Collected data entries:
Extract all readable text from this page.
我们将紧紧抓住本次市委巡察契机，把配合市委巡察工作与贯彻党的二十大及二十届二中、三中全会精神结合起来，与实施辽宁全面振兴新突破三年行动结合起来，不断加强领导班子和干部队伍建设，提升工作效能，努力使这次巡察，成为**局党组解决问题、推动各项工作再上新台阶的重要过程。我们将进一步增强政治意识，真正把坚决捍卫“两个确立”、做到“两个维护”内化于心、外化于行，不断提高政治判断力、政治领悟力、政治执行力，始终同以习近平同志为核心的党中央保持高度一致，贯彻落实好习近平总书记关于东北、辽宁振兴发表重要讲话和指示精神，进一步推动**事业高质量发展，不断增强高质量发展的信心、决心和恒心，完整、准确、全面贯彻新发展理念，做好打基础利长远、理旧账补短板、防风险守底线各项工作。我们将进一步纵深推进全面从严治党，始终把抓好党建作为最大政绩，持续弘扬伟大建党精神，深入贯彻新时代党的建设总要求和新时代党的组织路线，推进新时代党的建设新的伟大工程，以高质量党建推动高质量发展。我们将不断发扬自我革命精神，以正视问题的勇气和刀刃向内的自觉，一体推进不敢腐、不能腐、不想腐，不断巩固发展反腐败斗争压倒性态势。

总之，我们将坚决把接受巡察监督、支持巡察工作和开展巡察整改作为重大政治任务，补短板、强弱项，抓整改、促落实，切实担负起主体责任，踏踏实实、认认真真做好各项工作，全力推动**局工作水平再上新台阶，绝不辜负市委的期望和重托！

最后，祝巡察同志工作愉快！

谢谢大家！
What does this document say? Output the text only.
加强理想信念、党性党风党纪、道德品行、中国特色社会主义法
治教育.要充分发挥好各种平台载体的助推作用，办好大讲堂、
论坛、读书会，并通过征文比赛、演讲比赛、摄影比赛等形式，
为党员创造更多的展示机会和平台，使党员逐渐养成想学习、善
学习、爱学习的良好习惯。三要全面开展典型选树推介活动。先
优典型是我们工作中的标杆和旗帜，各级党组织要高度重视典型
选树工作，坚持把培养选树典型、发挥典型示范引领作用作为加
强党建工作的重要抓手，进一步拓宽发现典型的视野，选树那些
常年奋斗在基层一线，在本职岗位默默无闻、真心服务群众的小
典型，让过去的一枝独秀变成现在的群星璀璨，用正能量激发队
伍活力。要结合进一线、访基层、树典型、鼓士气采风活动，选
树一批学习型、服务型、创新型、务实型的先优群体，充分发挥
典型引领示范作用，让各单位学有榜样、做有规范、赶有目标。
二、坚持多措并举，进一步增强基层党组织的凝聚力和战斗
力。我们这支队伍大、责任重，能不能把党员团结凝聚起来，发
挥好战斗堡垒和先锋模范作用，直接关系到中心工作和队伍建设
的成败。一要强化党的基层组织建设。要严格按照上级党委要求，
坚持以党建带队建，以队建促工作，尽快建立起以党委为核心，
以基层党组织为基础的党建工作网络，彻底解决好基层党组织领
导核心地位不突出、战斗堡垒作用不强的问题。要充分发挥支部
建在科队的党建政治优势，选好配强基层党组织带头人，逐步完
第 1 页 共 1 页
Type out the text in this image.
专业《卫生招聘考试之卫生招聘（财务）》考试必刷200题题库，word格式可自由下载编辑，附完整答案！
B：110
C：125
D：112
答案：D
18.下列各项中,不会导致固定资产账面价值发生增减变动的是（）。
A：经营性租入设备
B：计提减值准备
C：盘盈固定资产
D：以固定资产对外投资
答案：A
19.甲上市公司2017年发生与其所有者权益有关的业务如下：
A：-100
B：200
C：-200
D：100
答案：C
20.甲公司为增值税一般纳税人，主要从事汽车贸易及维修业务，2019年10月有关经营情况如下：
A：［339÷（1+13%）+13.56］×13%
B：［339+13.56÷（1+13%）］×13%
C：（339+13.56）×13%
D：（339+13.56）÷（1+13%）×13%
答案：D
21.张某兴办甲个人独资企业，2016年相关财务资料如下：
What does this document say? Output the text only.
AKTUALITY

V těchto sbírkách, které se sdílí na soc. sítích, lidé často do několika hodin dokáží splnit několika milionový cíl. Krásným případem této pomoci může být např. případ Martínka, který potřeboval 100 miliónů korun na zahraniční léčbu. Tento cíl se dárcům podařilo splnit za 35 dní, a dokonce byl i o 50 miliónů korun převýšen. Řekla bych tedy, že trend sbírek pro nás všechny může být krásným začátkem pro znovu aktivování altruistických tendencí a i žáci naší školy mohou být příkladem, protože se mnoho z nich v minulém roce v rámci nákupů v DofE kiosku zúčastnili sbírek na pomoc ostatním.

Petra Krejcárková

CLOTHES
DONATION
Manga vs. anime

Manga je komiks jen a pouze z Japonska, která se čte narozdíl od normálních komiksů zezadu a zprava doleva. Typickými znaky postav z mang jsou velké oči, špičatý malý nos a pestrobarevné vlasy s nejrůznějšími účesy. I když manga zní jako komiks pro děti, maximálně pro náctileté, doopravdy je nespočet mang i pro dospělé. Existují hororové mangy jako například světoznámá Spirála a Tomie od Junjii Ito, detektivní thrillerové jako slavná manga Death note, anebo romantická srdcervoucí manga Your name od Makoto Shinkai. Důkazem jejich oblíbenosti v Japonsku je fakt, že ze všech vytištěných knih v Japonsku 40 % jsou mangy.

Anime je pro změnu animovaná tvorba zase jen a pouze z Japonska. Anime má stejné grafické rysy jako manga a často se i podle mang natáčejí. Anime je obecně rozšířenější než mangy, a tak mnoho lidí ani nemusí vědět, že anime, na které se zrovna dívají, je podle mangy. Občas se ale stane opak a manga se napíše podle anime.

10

→ **Given task**
Output the records verbatim, from the first line to the last.

→ **Written answer**
Extract all readable text from this page.
我们将紧紧抓住本次市委巡察契机，把配合市委巡察工作与贯彻党的二十大及二十届二中、三中全会精神结合起来，与实施辽宁全面振兴新突破三年行动结合起来，不断加强领导班子和干部队伍建设，提升工作效能，努力使这次巡察，成为**局党组解决问题、推动各项工作再上新台阶的重要过程。我们将进一步增强政治意识，真正把坚决捍卫“两个确立”、做到“两个维护”内化于心、外化于行，不断提高政治判断力、政治领悟力、政治执行力，始终同以习近平同志为核心的党中央保持高度一致，贯彻落实好习近平总书记关于东北、辽宁振兴发表重要讲话和指示精神，进一步推动**事业高质量发展，不断增强高质量发展的信心、决心和恒心，完整、准确、全面贯彻新发展理念，做好打基础利长远、理旧账补短板、防风险守底线各项工作。我们将进一步纵深推进全面从严治党，始终把抓好党建作为最大政绩，持续弘扬伟大建党精神，深入贯彻新时代党的建设总要求和新时代党的组织路线，推进新时代党的建设新的伟大工程，以高质量党建推动高质量发展。我们将不断发扬自我革命精神，以正视问题的勇气和刀刃向内的自觉，一体推进不敢腐、不能腐、不想腐，不断巩固发展反腐败斗争压倒性态势。

总之，我们将坚决把接受巡察监督、支持巡察工作和开展巡察整改作为重大政治任务，补短板、强弱项，抓整改、促落实，切实担负起主体责任，踏踏实实、认认真真做好各项工作，全力推动**局工作水平再上新台阶，绝不辜负市委的期望和重托！

最后，祝巡察同志工作愉快！

谢谢大家！
What does this document say? Output the text only.
加强理想信念、党性党风党纪、道德品行、中国特色社会主义法
治教育.要充分发挥好各种平台载体的助推作用，办好大讲堂、
论坛、读书会，并通过征文比赛、演讲比赛、摄影比赛等形式，
为党员创造更多的展示机会和平台，使党员逐渐养成想学习、善
学习、爱学习的良好习惯。三要全面开展典型选树推介活动。先
优典型是我们工作中的标杆和旗帜，各级党组织要高度重视典型
选树工作，坚持把培养选树典型、发挥典型示范引领作用作为加
强党建工作的重要抓手，进一步拓宽发现典型的视野，选树那些
常年奋斗在基层一线，在本职岗位默默无闻、真心服务群众的小
典型，让过去的一枝独秀变成现在的群星璀璨，用正能量激发队
伍活力。要结合进一线、访基层、树典型、鼓士气采风活动，选
树一批学习型、服务型、创新型、务实型的先优群体，充分发挥
典型引领示范作用，让各单位学有榜样、做有规范、赶有目标。
二、坚持多措并举，进一步增强基层党组织的凝聚力和战斗
力。我们这支队伍大、责任重，能不能把党员团结凝聚起来，发
挥好战斗堡垒和先锋模范作用，直接关系到中心工作和队伍建设
的成败。一要强化党的基层组织建设。要严格按照上级党委要求，
坚持以党建带队建，以队建促工作，尽快建立起以党委为核心，
以基层党组织为基础的党建工作网络，彻底解决好基层党组织领
导核心地位不突出、战斗堡垒作用不强的问题。要充分发挥支部
建在科队的党建政治优势，选好配强基层党组织带头人，逐步完
第 1 页 共 1 页
Type out the text in this image.
专业《卫生招聘考试之卫生招聘（财务）》考试必刷200题题库，word格式可自由下载编辑，附完整答案！
B：110
C：125
D：112
答案：D
18.下列各项中,不会导致固定资产账面价值发生增减变动的是（）。
A：经营性租入设备
B：计提减值准备
C：盘盈固定资产
D：以固定资产对外投资
答案：A
19.甲上市公司2017年发生与其所有者权益有关的业务如下：
A：-100
B：200
C：-200
D：100
答案：C
20.甲公司为增值税一般纳税人，主要从事汽车贸易及维修业务，2019年10月有关经营情况如下：
A：［339÷（1+13%）+13.56］×13%
B：［339+13.56÷（1+13%）］×13%
C：（339+13.56）×13%
D：（339+13.56）÷（1+13%）×13%
答案：D
21.张某兴办甲个人独资企业，2016年相关财务资料如下：
What does this document say? Output the text only.
AKTUALITY

V těchto sbírkách, které se sdílí na soc. sítích, lidé často do několika hodin dokáží splnit několika milionový cíl. Krásným případem této pomoci může být např. případ Martínka, který potřeboval 100 miliónů korun na zahraniční léčbu. Tento cíl se dárcům podařilo splnit za 35 dní, a dokonce byl i o 50 miliónů korun převýšen. Řekla bych tedy, že trend sbírek pro nás všechny může být krásným začátkem pro znovu aktivování altruistických tendencí a i žáci naší školy mohou být příkladem, protože se mnoho z nich v minulém roce v rámci nákupů v DofE kiosku zúčastnili sbírek na pomoc ostatním.

Petra Krejcárková

CLOTHES
DONATION
Manga vs. anime

Manga je komiks jen a pouze z Japonska, která se čte narozdíl od normálních komiksů zezadu a zprava doleva. Typickými znaky postav z mang jsou velké oči, špičatý malý nos a pestrobarevné vlasy s nejrůznějšími účesy. I když manga zní jako komiks pro děti, maximálně pro náctileté, doopravdy je nespočet mang i pro dospělé. Existují hororové mangy jako například světoznámá Spirála a Tomie od Junjii Ito, detektivní thrillerové jako slavná manga Death note, anebo romantická srdcervoucí manga Your name od Makoto Shinkai. Důkazem jejich oblíbenosti v Japonsku je fakt, že ze všech vytištěných knih v Japonsku 40 % jsou mangy.

Anime je pro změnu animovaná tvorba zase jen a pouze z Japonska. Anime má stejné grafické rysy jako manga a často se i podle mang natáčejí. Anime je obecně rozšířenější než mangy, a tak mnoho lidí ani nemusí vědět, že anime, na které se zrovna dívají, je podle mangy. Občas se ale stane opak a manga se napíše podle anime.

10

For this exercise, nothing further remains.